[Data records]
## begin

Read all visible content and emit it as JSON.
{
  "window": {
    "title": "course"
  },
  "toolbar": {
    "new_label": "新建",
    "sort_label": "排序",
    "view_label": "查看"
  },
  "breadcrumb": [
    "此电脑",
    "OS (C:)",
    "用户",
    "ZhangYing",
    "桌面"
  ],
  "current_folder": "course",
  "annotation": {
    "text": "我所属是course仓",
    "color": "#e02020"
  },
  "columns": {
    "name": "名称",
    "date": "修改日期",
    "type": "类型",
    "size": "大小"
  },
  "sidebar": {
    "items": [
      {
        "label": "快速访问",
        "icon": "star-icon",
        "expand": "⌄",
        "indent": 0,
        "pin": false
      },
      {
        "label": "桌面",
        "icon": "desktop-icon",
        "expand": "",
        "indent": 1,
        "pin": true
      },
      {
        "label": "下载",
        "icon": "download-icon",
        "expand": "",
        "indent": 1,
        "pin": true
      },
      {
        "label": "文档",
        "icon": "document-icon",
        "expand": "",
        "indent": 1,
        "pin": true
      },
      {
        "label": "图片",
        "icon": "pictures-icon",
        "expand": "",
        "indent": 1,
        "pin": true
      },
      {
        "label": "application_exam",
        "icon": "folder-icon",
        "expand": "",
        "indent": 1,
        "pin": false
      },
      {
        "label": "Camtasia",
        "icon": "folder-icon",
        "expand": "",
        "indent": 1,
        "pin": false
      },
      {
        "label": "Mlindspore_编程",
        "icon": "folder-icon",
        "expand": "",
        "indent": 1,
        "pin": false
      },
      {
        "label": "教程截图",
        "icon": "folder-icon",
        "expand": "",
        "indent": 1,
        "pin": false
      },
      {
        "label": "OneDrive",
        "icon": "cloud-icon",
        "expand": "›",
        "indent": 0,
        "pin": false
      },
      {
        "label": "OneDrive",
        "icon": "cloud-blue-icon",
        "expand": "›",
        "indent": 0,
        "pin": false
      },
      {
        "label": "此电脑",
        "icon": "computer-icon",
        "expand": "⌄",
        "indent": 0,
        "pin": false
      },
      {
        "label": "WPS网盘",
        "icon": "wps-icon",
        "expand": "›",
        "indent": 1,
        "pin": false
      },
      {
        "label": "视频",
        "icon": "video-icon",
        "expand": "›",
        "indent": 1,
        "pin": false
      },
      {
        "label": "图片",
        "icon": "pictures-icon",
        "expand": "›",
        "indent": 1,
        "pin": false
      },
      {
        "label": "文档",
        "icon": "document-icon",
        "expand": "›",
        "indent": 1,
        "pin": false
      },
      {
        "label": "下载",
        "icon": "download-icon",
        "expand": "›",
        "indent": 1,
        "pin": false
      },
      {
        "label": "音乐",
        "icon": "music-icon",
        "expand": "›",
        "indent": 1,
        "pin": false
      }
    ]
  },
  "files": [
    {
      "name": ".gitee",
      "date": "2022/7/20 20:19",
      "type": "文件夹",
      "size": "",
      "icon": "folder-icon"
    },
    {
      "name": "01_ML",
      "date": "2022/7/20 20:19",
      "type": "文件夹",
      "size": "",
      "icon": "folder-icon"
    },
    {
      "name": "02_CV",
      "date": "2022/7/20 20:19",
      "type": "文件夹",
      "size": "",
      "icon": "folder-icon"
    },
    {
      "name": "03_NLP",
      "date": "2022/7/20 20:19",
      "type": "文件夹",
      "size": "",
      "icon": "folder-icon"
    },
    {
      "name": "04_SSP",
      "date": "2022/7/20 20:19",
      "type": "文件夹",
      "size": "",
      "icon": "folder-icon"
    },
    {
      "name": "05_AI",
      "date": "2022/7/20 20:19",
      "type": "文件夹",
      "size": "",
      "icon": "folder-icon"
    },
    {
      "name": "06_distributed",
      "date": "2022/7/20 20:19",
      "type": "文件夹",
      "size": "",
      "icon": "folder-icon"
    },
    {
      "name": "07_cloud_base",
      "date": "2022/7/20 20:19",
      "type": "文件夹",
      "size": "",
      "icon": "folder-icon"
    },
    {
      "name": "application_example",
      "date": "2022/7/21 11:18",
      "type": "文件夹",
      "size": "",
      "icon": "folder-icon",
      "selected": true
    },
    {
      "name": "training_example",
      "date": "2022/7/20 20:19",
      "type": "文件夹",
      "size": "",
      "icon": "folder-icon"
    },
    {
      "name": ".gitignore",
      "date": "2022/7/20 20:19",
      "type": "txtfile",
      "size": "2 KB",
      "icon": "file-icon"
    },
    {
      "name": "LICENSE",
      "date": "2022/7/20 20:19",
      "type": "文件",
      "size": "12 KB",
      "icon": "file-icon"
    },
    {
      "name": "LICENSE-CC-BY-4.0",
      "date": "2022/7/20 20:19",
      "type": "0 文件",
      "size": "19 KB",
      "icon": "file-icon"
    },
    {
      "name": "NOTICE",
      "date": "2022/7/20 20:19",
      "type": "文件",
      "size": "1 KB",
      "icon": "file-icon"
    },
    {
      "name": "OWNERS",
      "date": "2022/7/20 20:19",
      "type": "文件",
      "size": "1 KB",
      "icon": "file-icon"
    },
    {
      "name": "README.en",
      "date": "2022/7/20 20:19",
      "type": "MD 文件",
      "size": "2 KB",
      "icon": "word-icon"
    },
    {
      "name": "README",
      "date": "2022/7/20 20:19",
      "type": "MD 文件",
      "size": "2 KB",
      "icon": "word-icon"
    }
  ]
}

## end

Given task: Go through the records above and set each one down exactly, please.

Response to this exercise:
Read all visible content and emit it as JSON.
{
  "window": {
    "title": "course"
  },
  "toolbar": {
    "new_label": "新建",
    "sort_label": "排序",
    "view_label": "查看"
  },
  "breadcrumb": [
    "此电脑",
    "OS (C:)",
    "用户",
    "ZhangYing",
    "桌面"
  ],
  "current_folder": "course",
  "annotation": {
    "text": "我所属是course仓",
    "color": "#e02020"
  },
  "columns": {
    "name": "名称",
    "date": "修改日期",
    "type": "类型",
    "size": "大小"
  },
  "sidebar": {
    "items": [
      {
        "label": "快速访问",
        "icon": "star-icon",
        "expand": "⌄",
        "indent": 0,
        "pin": false
      },
      {
        "label": "桌面",
        "icon": "desktop-icon",
        "expand": "",
        "indent": 1,
        "pin": true
      },
      {
        "label": "下载",
        "icon": "download-icon",
        "expand": "",
        "indent": 1,
        "pin": true
      },
      {
        "label": "文档",
        "icon": "document-icon",
        "expand": "",
        "indent": 1,
        "pin": true
      },
      {
        "label": "图片",
        "icon": "pictures-icon",
        "expand": "",
        "indent": 1,
        "pin": true
      },
      {
        "label": "application_exam",
        "icon": "folder-icon",
        "expand": "",
        "indent": 1,
        "pin": false
      },
      {
        "label": "Camtasia",
        "icon": "folder-icon",
        "expand": "",
        "indent": 1,
        "pin": false
      },
      {
        "label": "Mlindspore_编程",
        "icon": "folder-icon",
        "expand": "",
        "indent": 1,
        "pin": false
      },
      {
        "label": "教程截图",
        "icon": "folder-icon",
        "expand": "",
        "indent": 1,
        "pin": false
      },
      {
        "label": "OneDrive",
        "icon": "cloud-icon",
        "expand": "›",
        "indent": 0,
        "pin": false
      },
      {
        "label": "OneDrive",
        "icon": "cloud-blue-icon",
        "expand": "›",
        "indent": 0,
        "pin": false
      },
      {
        "label": "此电脑",
        "icon": "computer-icon",
        "expand": "⌄",
        "indent": 0,
        "pin": false
      },
      {
        "label": "WPS网盘",
        "icon": "wps-icon",
        "expand": "›",
        "indent": 1,
        "pin": false
      },
      {
        "label": "视频",
        "icon": "video-icon",
        "expand": "›",
        "indent": 1,
        "pin": false
      },
      {
        "label": "图片",
        "icon": "pictures-icon",
        "expand": "›",
        "indent": 1,
        "pin": false
      },
      {
        "label": "文档",
        "icon": "document-icon",
        "expand": "›",
        "indent": 1,
        "pin": false
      },
      {
        "label": "下载",
        "icon": "download-icon",
        "expand": "›",
        "indent": 1,
        "pin": false
      },
      {
        "label": "音乐",
        "icon": "music-icon",
        "expand": "›",
        "indent": 1,
        "pin": false
      }
    ]
  },
  "files": [
    {
      "name": ".gitee",
      "date": "2022/7/20 20:19",
      "type": "文件夹",
      "size": "",
      "icon": "folder-icon"
    },
    {
      "name": "01_ML",
      "date": "2022/7/20 20:19",
      "type": "文件夹",
      "size": "",
      "icon": "folder-icon"
    },
    {
      "name": "02_CV",
      "date": "2022/7/20 20:19",
      "type": "文件夹",
      "size": "",
      "icon": "folder-icon"
    },
    {
      "name": "03_NLP",
      "date": "2022/7/20 20:19",
      "type": "文件夹",
      "size": "",
      "icon": "folder-icon"
    },
    {
      "name": "04_SSP",
      "date": "2022/7/20 20:19",
      "type": "文件夹",
      "size": "",
      "icon": "folder-icon"
    },
    {
      "name": "05_AI",
      "date": "2022/7/20 20:19",
      "type": "文件夹",
      "size": "",
      "icon": "folder-icon"
    },
    {
      "name": "06_distributed",
      "date": "2022/7/20 20:19",
      "type": "文件夹",
      "size": "",
      "icon": "folder-icon"
    },
    {
      "name": "07_cloud_base",
      "date": "2022/7/20 20:19",
      "type": "文件夹",
      "size": "",
      "icon": "folder-icon"
    },
    {
      "name": "application_example",
      "date": "2022/7/21 11:18",
      "type": "文件夹",
      "size": "",
      "icon": "folder-icon",
      "selected": true
    },
    {
      "name": "training_example",
      "date": "2022/7/20 20:19",
      "type": "文件夹",
      "size": "",
      "icon": "folder-icon"
    },
    {
      "name": ".gitignore",
      "date": "2022/7/20 20:19",
      "type": "txtfile",
      "size": "2 KB",
      "icon": "file-icon"
    },
    {
      "name": "LICENSE",
      "date": "2022/7/20 20:19",
      "type": "文件",
      "size": "12 KB",
      "icon": "file-icon"
    },
    {
      "name": "LICENSE-CC-BY-4.0",
      "date": "2022/7/20 20:19",
      "type": "0 文件",
      "size": "19 KB",
      "icon": "file-icon"
    },
    {
      "name": "NOTICE",
      "date": "2022/7/20 20:19",
      "type": "文件",
      "size": "1 KB",
      "icon": "file-icon"
    },
    {
      "name": "OWNERS",
      "date": "2022/7/20 20:19",
      "type": "文件",
      "size": "1 KB",
      "icon": "file-icon"
    },
    {
      "name": "README.en",
      "date": "2022/7/20 20:19",
      "type": "MD 文件",
      "size": "2 KB",
      "icon": "word-icon"
    },
    {
      "name": "README",
      "date": "2022/7/20 20:19",
      "type": "MD 文件",
      "size": "2 KB",
      "icon": "word-icon"
    }
  ]
}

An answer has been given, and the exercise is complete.